Part of a data file ::
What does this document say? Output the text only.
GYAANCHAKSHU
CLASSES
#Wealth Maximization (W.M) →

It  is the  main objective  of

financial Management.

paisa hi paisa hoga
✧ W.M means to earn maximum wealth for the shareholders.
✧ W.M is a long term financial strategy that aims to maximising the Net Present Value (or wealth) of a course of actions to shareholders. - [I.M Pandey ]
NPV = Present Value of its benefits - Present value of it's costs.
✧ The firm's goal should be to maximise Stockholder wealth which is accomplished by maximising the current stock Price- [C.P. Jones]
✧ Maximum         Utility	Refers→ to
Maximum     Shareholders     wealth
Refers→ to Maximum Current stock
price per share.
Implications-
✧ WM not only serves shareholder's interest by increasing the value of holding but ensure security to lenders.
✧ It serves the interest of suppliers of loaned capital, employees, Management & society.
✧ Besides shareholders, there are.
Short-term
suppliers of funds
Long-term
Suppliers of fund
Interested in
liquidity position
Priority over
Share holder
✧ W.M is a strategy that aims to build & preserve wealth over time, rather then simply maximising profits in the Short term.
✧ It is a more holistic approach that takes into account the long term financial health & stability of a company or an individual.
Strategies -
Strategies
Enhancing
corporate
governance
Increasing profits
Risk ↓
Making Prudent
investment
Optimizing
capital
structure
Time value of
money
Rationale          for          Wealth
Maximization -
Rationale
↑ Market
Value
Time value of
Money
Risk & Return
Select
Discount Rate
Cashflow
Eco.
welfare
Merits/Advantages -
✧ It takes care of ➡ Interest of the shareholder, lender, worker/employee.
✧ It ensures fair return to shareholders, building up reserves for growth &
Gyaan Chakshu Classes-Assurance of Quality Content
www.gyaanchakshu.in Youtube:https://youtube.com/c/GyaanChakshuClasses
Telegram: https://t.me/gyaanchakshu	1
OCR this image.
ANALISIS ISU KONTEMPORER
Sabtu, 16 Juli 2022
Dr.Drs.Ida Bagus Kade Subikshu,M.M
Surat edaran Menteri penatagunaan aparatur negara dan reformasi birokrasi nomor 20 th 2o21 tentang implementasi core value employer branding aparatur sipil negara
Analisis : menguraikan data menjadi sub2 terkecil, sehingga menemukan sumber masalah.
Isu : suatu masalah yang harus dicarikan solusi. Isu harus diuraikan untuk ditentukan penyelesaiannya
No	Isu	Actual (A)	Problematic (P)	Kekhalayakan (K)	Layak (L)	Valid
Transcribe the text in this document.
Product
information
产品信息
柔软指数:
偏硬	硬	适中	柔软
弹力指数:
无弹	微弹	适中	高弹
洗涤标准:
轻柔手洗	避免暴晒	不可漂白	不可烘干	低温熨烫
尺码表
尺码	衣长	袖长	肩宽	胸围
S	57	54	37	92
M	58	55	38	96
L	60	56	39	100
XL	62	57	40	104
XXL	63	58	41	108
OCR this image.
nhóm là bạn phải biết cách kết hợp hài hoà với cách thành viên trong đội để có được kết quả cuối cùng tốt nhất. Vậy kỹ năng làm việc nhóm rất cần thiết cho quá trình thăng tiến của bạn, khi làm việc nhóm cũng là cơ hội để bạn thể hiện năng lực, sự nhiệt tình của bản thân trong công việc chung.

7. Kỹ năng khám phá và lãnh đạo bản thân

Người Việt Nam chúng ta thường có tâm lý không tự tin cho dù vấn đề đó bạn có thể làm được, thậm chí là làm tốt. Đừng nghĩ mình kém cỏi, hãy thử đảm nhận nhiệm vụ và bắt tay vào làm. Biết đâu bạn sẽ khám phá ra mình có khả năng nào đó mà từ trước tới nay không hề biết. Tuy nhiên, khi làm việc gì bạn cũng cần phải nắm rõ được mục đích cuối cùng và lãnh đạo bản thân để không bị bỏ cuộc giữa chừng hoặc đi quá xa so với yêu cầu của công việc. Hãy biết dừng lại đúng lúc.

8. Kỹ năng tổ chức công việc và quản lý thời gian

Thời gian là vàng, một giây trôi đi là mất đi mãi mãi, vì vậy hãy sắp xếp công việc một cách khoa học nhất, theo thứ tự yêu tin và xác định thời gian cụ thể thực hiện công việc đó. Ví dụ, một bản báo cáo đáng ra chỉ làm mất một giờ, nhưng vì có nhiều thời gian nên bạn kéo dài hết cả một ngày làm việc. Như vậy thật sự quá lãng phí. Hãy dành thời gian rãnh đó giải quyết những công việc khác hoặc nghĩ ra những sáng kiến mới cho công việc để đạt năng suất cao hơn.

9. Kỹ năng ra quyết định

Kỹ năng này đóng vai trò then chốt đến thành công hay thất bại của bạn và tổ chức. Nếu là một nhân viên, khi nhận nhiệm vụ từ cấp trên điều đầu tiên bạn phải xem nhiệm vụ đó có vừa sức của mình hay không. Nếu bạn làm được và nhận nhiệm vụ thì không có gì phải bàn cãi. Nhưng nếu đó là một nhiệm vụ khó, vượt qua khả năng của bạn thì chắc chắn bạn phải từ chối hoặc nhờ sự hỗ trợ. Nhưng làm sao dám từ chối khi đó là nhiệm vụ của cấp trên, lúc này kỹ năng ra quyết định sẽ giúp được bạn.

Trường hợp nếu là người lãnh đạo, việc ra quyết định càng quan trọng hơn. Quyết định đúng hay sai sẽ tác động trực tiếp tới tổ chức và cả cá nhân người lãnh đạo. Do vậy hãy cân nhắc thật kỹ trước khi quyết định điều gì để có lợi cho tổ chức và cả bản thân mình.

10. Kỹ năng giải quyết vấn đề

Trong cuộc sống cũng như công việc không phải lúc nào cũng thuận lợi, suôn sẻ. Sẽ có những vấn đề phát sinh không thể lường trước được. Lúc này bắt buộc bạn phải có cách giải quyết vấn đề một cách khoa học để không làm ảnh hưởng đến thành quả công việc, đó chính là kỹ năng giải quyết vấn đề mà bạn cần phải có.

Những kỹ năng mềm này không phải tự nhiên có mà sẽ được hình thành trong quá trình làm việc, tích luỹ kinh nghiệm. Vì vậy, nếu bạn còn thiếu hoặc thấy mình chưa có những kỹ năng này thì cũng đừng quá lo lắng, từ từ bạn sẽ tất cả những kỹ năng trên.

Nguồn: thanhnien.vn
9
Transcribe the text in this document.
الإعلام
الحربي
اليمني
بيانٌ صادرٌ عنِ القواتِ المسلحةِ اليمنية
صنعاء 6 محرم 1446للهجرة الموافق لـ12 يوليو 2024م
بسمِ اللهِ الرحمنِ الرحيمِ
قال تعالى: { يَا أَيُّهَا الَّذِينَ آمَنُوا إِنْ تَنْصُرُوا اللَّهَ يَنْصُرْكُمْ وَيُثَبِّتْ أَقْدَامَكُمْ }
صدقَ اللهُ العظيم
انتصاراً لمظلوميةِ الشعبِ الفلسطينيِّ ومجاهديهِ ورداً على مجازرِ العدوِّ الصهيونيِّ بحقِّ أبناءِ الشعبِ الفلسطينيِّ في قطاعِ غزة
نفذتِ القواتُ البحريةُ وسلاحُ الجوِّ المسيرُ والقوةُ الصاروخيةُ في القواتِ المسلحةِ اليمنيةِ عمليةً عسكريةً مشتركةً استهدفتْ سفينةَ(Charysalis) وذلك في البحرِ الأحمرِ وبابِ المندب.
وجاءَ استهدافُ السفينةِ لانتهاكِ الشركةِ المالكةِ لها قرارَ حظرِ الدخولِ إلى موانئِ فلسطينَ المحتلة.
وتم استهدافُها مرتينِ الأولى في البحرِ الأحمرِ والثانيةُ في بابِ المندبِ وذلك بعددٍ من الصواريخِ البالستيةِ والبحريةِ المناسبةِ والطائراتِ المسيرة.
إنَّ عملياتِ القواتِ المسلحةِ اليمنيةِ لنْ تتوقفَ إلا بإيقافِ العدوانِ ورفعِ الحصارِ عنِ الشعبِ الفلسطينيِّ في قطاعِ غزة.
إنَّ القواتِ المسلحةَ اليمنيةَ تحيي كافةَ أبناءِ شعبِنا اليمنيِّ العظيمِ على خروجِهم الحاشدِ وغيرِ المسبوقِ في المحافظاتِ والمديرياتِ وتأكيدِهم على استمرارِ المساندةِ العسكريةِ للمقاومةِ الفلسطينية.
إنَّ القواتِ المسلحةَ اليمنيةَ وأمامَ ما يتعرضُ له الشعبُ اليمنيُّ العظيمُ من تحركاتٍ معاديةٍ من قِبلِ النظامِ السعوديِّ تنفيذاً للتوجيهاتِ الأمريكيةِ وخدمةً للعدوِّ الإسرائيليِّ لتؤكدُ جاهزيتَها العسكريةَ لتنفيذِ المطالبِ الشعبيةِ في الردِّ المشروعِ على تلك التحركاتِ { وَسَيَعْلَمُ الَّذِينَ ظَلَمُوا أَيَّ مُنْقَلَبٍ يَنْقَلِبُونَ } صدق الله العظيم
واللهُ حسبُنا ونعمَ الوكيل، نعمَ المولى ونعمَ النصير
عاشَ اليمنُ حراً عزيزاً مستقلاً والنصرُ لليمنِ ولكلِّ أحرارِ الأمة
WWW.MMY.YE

Task to carry out :: Give the number of lines in the data that contain "الأحمر", with no other words.

The answer :: 2